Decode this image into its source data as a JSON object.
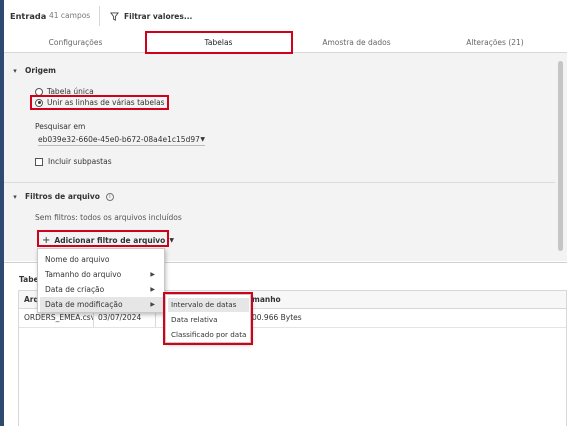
{
  "toolbar": {
    "title": "Entrada",
    "field_count": "41 campos",
    "filter_label": "Filtrar valores..."
  },
  "tabs": [
    {
      "label": "Configurações",
      "active": false
    },
    {
      "label": "Tabelas",
      "active": true
    },
    {
      "label": "Amostra de dados",
      "active": false
    },
    {
      "label": "Alterações (21)",
      "active": false
    }
  ],
  "origin": {
    "heading": "Origem",
    "option_single": "Tabela única",
    "option_union": "Unir as linhas de várias tabelas",
    "selected": "union",
    "search_label": "Pesquisar em",
    "search_value": "eb039e32-660e-45e0-b672-08a4e1c15d97",
    "include_subfolders": "Incluir subpastas",
    "include_subfolders_checked": false
  },
  "file_filters": {
    "heading": "Filtros de arquivo",
    "empty_text": "Sem filtros: todos os arquivos incluídos",
    "add_button": "Adicionar filtro de arquivo"
  },
  "filter_menu": {
    "items": [
      {
        "label": "Nome do arquivo",
        "has_submenu": false
      },
      {
        "label": "Tamanho do arquivo",
        "has_submenu": true
      },
      {
        "label": "Data de criação",
        "has_submenu": true
      },
      {
        "label": "Data de modificação",
        "has_submenu": true
      }
    ],
    "highlighted": "Data de modificação"
  },
  "date_submenu": {
    "items": [
      "Intervalo de datas",
      "Data relativa",
      "Classificado por data"
    ],
    "highlighted": "Intervalo de datas"
  },
  "tables": {
    "title_visible": "Tabe",
    "headers_visible": [
      "Arq",
      "",
      "manho"
    ],
    "rows": [
      [
        "ORDERS_EMEA.csv",
        "03/07/2024",
        "00.966 Bytes"
      ]
    ]
  },
  "colors": {
    "highlight": "#d0021b",
    "sidebar": "#2f4a70",
    "panel": "#f3f3f3"
  },
  "icons": {
    "filter": "funnel-icon",
    "info": "info-icon",
    "plus": "plus-icon",
    "caret": "caret-down-icon",
    "chevron": "chevron-right-icon"
  }
}
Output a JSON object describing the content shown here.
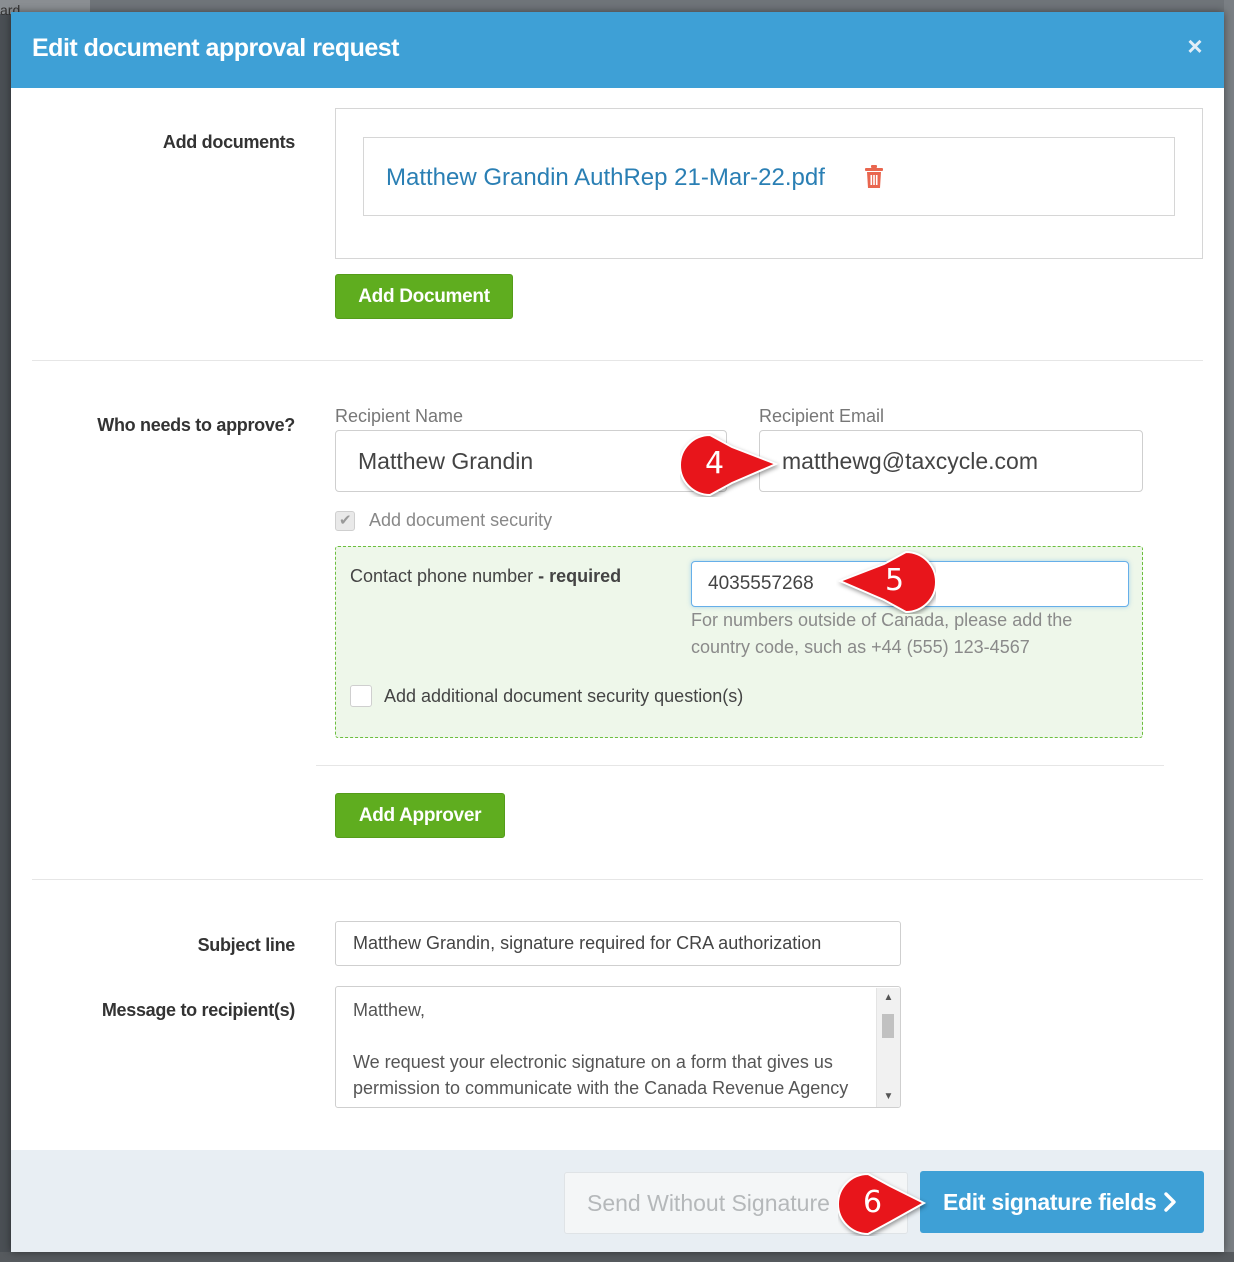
{
  "background": {
    "edge_text": "ard"
  },
  "modal": {
    "title": "Edit document approval request",
    "close_symbol": "×",
    "header_color": "#3ea0d6"
  },
  "documents": {
    "label": "Add documents",
    "files": [
      {
        "name": "Matthew Grandin AuthRep 21-Mar-22.pdf",
        "icon": "trash-icon"
      }
    ],
    "add_button": "Add Document",
    "add_icon": "plus-icon"
  },
  "approvers": {
    "label": "Who needs to approve?",
    "name_label": "Recipient Name",
    "name_value": "Matthew Grandin",
    "email_label": "Recipient Email",
    "email_value": "matthewg@taxcycle.com",
    "security_checkbox_label": "Add document security",
    "security_checked": true,
    "phone_label": "Contact phone number",
    "phone_required": " - required",
    "phone_value": "4035557268",
    "phone_help": "For numbers outside of Canada, please add the country code, such as +44 (555) 123-4567",
    "question_checkbox_label": "Add additional document security question(s)",
    "question_checked": false,
    "add_button": "Add Approver",
    "green_color": "#5fad1f"
  },
  "subject": {
    "label": "Subject line",
    "value": "Matthew Grandin, signature required for CRA authorization"
  },
  "message": {
    "label": "Message to recipient(s)",
    "value": "Matthew,\n\nWe request your electronic signature on a form that gives us permission to communicate with the Canada Revenue Agency"
  },
  "footer": {
    "secondary_button": "Send Without Signature",
    "primary_button": "Edit signature fields"
  },
  "callouts": [
    {
      "number": "4",
      "color": "#e8151b"
    },
    {
      "number": "5",
      "color": "#e8151b"
    },
    {
      "number": "6",
      "color": "#e8151b"
    }
  ]
}
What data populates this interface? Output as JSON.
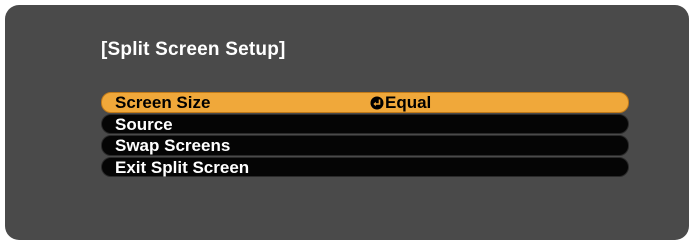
{
  "menu": {
    "title": "[Split Screen Setup]",
    "items": [
      {
        "label": "Screen Size",
        "value": "Equal",
        "selected": true,
        "value_icon": "enter-icon"
      },
      {
        "label": "Source",
        "value": "",
        "selected": false
      },
      {
        "label": "Swap Screens",
        "value": "",
        "selected": false
      },
      {
        "label": "Exit Split Screen",
        "value": "",
        "selected": false
      }
    ]
  },
  "colors": {
    "panel_background": "#4a4a4a",
    "row_background": "#050505",
    "selected_row": "#f0a83a",
    "text_light": "#ffffff",
    "text_dark": "#000000"
  }
}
========
## WORK TO COMPLETE
Each line that holds the word "datas" should be extracted from the records.

## THE COMPLETED TASK
      "Intervalo de datas",
    "highlighted": "Intervalo de datas"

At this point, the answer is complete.